(Collected data entries)
########

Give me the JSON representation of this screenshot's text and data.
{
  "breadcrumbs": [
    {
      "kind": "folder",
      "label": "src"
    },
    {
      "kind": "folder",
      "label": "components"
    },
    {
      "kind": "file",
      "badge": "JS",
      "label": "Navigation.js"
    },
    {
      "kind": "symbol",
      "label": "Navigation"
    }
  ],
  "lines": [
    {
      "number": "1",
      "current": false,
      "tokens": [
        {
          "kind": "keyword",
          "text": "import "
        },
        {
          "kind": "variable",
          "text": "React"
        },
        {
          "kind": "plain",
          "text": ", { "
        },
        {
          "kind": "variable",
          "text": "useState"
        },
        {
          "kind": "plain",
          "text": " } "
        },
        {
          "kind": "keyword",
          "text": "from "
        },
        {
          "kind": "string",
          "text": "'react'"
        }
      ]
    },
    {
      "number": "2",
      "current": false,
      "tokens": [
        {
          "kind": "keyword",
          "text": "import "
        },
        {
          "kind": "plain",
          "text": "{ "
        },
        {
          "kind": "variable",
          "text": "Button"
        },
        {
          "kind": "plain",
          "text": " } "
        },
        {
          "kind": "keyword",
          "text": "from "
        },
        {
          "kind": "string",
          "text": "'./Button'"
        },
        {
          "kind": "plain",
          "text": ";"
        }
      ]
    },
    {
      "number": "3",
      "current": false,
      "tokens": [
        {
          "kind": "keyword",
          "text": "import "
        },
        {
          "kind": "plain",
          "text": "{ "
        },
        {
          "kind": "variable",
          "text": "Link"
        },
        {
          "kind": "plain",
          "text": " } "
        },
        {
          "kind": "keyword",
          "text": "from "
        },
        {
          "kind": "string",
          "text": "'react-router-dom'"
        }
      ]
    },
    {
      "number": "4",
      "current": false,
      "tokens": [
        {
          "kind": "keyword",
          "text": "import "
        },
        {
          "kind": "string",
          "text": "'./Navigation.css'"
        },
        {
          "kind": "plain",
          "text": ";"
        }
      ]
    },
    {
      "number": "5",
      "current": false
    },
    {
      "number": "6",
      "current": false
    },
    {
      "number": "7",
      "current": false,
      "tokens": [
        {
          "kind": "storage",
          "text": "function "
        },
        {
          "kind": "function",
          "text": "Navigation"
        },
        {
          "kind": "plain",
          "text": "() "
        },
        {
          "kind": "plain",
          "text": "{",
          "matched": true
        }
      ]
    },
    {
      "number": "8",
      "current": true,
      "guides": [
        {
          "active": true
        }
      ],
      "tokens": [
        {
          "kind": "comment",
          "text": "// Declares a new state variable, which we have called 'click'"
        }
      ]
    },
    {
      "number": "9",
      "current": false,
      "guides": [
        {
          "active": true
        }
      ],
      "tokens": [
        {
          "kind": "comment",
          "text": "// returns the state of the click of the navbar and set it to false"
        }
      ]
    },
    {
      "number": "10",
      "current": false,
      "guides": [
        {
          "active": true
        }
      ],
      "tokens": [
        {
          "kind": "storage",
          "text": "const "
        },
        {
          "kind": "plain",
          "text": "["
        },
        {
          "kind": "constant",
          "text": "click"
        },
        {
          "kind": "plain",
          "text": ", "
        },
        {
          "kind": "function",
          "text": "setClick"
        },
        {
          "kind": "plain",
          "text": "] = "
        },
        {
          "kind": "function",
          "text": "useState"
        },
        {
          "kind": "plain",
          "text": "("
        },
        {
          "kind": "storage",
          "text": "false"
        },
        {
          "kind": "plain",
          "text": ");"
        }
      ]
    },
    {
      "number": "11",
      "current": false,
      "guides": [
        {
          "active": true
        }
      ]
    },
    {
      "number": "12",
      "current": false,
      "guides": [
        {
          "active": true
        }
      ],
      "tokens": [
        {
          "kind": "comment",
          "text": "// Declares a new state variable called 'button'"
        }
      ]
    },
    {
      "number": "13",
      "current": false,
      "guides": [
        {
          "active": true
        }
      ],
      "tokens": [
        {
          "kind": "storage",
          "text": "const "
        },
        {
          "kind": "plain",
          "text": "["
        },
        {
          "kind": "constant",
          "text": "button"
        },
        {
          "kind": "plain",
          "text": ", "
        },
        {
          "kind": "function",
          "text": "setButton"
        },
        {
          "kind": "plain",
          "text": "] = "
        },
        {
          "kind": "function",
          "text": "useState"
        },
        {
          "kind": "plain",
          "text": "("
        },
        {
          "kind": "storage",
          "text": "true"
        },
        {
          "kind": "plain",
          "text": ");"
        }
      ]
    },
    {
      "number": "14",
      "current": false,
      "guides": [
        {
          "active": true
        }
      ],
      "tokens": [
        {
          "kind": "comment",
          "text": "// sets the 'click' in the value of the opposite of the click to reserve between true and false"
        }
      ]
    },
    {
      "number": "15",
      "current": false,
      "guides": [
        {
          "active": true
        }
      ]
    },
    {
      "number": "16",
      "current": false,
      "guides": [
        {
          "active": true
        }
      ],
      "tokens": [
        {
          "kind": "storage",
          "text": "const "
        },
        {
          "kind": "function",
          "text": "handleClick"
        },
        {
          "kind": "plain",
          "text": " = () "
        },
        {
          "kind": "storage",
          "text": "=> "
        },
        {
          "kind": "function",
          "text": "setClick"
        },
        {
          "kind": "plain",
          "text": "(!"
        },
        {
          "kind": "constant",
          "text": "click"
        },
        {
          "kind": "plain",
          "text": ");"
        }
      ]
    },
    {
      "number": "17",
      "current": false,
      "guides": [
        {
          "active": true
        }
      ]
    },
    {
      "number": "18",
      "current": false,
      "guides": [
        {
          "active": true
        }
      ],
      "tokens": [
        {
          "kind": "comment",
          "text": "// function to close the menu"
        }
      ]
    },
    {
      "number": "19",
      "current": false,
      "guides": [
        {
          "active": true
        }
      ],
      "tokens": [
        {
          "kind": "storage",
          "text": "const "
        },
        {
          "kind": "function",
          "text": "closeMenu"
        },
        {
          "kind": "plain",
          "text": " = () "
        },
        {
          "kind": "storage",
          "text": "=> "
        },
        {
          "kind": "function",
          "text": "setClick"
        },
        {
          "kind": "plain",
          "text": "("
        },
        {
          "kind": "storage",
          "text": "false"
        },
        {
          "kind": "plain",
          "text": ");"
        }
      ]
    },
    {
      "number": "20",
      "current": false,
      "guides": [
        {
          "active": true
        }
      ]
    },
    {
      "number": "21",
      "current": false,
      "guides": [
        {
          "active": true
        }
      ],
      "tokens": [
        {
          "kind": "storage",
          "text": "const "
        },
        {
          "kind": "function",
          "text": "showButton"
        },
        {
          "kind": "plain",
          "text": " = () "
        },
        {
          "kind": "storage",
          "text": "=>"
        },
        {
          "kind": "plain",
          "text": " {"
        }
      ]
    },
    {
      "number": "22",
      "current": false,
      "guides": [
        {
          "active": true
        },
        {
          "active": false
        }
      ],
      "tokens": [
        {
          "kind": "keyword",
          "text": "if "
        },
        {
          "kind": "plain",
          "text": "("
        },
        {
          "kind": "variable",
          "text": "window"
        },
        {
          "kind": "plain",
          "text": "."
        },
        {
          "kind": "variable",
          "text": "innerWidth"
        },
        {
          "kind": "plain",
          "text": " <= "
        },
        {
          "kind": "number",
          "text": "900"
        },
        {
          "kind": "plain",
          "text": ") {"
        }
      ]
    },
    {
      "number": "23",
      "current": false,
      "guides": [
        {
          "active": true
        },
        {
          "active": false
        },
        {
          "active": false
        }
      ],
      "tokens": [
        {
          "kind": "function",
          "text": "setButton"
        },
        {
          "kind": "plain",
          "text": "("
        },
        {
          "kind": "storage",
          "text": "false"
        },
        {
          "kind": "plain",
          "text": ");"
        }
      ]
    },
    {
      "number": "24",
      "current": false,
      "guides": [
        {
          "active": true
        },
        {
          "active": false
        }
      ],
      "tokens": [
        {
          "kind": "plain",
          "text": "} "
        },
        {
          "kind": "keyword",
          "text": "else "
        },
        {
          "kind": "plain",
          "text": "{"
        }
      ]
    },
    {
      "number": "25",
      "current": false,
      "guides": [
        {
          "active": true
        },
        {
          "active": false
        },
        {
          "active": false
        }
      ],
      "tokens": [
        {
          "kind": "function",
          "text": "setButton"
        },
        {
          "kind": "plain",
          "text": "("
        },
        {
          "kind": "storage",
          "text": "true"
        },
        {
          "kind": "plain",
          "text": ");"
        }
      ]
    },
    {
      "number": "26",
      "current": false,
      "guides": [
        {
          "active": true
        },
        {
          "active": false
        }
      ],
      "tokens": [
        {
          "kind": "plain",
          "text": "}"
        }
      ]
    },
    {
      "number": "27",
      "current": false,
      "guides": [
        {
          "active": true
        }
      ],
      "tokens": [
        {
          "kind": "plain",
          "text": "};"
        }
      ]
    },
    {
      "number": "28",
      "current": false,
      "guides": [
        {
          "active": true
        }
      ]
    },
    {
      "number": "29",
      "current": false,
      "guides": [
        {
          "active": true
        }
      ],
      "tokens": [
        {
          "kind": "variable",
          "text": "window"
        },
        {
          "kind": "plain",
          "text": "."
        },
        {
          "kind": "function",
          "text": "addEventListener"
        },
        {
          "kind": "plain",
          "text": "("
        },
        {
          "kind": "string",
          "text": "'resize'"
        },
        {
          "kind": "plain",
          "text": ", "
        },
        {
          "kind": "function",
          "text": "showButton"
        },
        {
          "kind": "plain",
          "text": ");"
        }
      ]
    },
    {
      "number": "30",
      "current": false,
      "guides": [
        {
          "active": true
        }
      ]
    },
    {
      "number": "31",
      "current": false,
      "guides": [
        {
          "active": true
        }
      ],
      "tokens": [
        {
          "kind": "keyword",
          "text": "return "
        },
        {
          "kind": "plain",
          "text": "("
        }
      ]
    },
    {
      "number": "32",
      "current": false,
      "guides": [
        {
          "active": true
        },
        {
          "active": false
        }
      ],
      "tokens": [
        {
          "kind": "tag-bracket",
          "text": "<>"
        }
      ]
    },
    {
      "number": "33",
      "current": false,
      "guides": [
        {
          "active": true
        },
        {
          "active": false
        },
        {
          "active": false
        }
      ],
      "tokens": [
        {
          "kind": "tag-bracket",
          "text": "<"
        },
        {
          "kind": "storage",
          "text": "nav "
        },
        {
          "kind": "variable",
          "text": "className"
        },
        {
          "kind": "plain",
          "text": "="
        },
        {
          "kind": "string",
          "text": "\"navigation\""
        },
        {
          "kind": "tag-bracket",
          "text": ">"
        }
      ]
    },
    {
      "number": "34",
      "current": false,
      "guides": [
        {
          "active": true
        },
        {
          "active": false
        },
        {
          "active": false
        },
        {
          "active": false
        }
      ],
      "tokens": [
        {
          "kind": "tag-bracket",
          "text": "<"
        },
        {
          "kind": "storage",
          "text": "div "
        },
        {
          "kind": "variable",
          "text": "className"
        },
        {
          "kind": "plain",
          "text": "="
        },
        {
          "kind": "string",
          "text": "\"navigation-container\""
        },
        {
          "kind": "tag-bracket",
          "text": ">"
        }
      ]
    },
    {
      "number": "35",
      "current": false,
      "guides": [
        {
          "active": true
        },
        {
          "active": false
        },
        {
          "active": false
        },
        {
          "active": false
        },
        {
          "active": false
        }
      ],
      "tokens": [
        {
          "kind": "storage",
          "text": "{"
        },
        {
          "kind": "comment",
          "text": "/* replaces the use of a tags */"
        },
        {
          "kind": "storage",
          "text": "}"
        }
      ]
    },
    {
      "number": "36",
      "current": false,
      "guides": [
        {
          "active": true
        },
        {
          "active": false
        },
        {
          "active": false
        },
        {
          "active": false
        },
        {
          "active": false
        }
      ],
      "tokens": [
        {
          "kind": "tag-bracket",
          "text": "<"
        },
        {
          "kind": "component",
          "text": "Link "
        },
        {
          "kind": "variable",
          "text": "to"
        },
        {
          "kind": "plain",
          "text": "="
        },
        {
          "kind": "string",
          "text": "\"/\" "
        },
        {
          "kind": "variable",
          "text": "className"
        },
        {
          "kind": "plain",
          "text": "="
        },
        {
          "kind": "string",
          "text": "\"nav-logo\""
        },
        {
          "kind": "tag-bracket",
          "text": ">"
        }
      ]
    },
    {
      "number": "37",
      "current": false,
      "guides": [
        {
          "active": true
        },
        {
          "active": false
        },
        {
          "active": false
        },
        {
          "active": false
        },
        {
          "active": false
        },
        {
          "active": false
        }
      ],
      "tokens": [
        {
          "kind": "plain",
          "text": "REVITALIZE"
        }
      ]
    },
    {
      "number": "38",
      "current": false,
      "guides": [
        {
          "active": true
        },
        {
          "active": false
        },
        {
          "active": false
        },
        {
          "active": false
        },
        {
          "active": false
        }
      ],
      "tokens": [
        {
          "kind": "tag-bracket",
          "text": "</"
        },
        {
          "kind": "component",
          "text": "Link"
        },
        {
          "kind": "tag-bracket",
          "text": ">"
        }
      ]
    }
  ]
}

########

*REQUIREMENTS*. Scan the records above, count the lines with "called" in them, and give only the number.

*CORRECT RESULT*. 2